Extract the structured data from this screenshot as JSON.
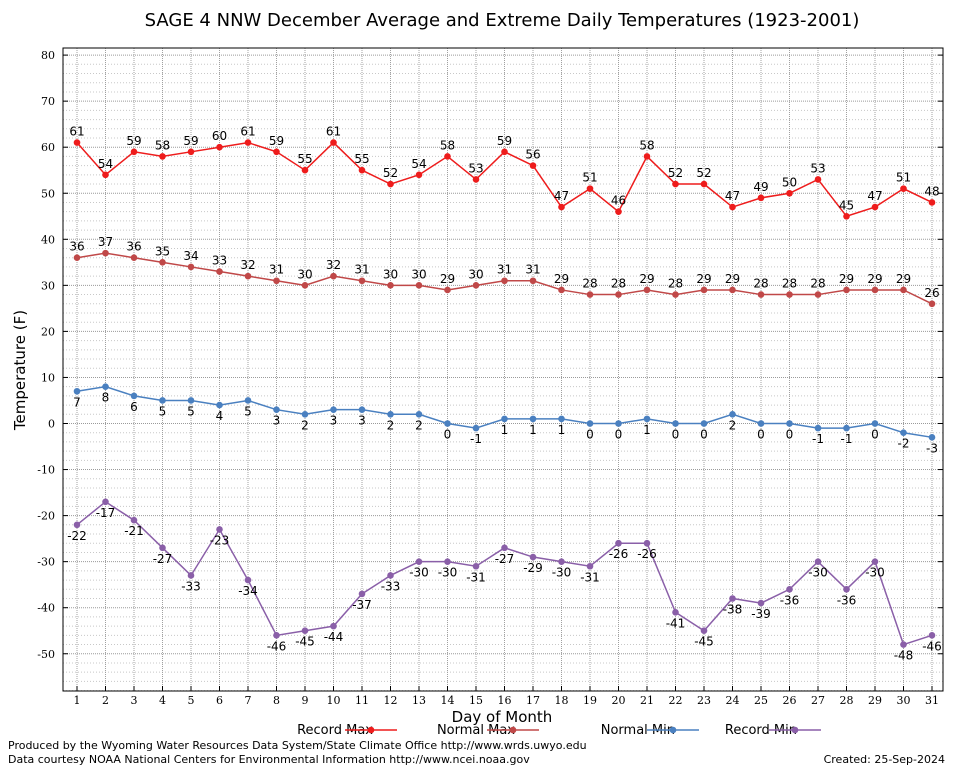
{
  "chart_data": {
    "type": "line",
    "title": "SAGE 4 NNW December Average and Extreme Daily Temperatures (1923-2001)",
    "xlabel": "Day of Month",
    "ylabel": "Temperature (F)",
    "ylim": [
      -58,
      80
    ],
    "yticks": [
      80,
      70,
      60,
      50,
      40,
      30,
      20,
      10,
      0,
      -10,
      -20,
      -30,
      -40,
      -50
    ],
    "x": [
      1,
      2,
      3,
      4,
      5,
      6,
      7,
      8,
      9,
      10,
      11,
      12,
      13,
      14,
      15,
      16,
      17,
      18,
      19,
      20,
      21,
      22,
      23,
      24,
      25,
      26,
      27,
      28,
      29,
      30,
      31
    ],
    "grid": true,
    "legend_position": "bottom",
    "series": [
      {
        "name": "Record Max",
        "color": "#ee1c1c",
        "label_pos": "above",
        "values": [
          61,
          54,
          59,
          58,
          59,
          60,
          61,
          59,
          55,
          61,
          55,
          52,
          54,
          58,
          53,
          59,
          56,
          47,
          51,
          46,
          58,
          52,
          52,
          47,
          49,
          50,
          53,
          45,
          47,
          51,
          48
        ]
      },
      {
        "name": "Normal Max",
        "color": "#c04848",
        "label_pos": "above",
        "values": [
          36,
          37,
          36,
          35,
          34,
          33,
          32,
          31,
          30,
          32,
          31,
          30,
          30,
          29,
          30,
          31,
          31,
          29,
          28,
          28,
          29,
          28,
          29,
          29,
          28,
          28,
          28,
          29,
          29,
          29,
          26
        ]
      },
      {
        "name": "Normal Min",
        "color": "#4a80c0",
        "label_pos": "below",
        "values": [
          7,
          8,
          6,
          5,
          5,
          4,
          5,
          3,
          2,
          3,
          3,
          2,
          2,
          0,
          -1,
          1,
          1,
          1,
          0,
          0,
          1,
          0,
          0,
          2,
          0,
          0,
          -1,
          -1,
          0,
          -2,
          -3
        ]
      },
      {
        "name": "Record Min",
        "color": "#8a5fa8",
        "label_pos": "below",
        "values": [
          -22,
          -17,
          -21,
          -27,
          -33,
          -23,
          -34,
          -46,
          -45,
          -44,
          -37,
          -33,
          -30,
          -30,
          -31,
          -27,
          -29,
          -30,
          -31,
          -26,
          -26,
          -41,
          -45,
          -38,
          -39,
          -36,
          -30,
          -36,
          -30,
          -48,
          -46
        ]
      }
    ]
  },
  "footer": {
    "left_line1": "Produced by the Wyoming Water Resources Data System/State Climate Office http://www.wrds.uwyo.edu",
    "left_line2": "Data courtesy NOAA National Centers for Environmental Information http://www.ncei.noaa.gov",
    "created": "Created:  25-Sep-2024"
  }
}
================
Reproduce the data word for word, excluding its pictures.

> _CORRECT OUTPUT_
Extract the structured data from this screenshot as JSON.
{
  "chart_data": {
    "type": "line",
    "title": "SAGE 4 NNW December Average and Extreme Daily Temperatures (1923-2001)",
    "xlabel": "Day of Month",
    "ylabel": "Temperature (F)",
    "ylim": [
      -58,
      80
    ],
    "yticks": [
      80,
      70,
      60,
      50,
      40,
      30,
      20,
      10,
      0,
      -10,
      -20,
      -30,
      -40,
      -50
    ],
    "x": [
      1,
      2,
      3,
      4,
      5,
      6,
      7,
      8,
      9,
      10,
      11,
      12,
      13,
      14,
      15,
      16,
      17,
      18,
      19,
      20,
      21,
      22,
      23,
      24,
      25,
      26,
      27,
      28,
      29,
      30,
      31
    ],
    "grid": true,
    "legend_position": "bottom",
    "series": [
      {
        "name": "Record Max",
        "color": "#ee1c1c",
        "label_pos": "above",
        "values": [
          61,
          54,
          59,
          58,
          59,
          60,
          61,
          59,
          55,
          61,
          55,
          52,
          54,
          58,
          53,
          59,
          56,
          47,
          51,
          46,
          58,
          52,
          52,
          47,
          49,
          50,
          53,
          45,
          47,
          51,
          48
        ]
      },
      {
        "name": "Normal Max",
        "color": "#c04848",
        "label_pos": "above",
        "values": [
          36,
          37,
          36,
          35,
          34,
          33,
          32,
          31,
          30,
          32,
          31,
          30,
          30,
          29,
          30,
          31,
          31,
          29,
          28,
          28,
          29,
          28,
          29,
          29,
          28,
          28,
          28,
          29,
          29,
          29,
          26
        ]
      },
      {
        "name": "Normal Min",
        "color": "#4a80c0",
        "label_pos": "below",
        "values": [
          7,
          8,
          6,
          5,
          5,
          4,
          5,
          3,
          2,
          3,
          3,
          2,
          2,
          0,
          -1,
          1,
          1,
          1,
          0,
          0,
          1,
          0,
          0,
          2,
          0,
          0,
          -1,
          -1,
          0,
          -2,
          -3
        ]
      },
      {
        "name": "Record Min",
        "color": "#8a5fa8",
        "label_pos": "below",
        "values": [
          -22,
          -17,
          -21,
          -27,
          -33,
          -23,
          -34,
          -46,
          -45,
          -44,
          -37,
          -33,
          -30,
          -30,
          -31,
          -27,
          -29,
          -30,
          -31,
          -26,
          -26,
          -41,
          -45,
          -38,
          -39,
          -36,
          -30,
          -36,
          -30,
          -48,
          -46
        ]
      }
    ]
  },
  "footer": {
    "left_line1": "Produced by the Wyoming Water Resources Data System/State Climate Office http://www.wrds.uwyo.edu",
    "left_line2": "Data courtesy NOAA National Centers for Environmental Information http://www.ncei.noaa.gov",
    "created": "Created:  25-Sep-2024"
  }
}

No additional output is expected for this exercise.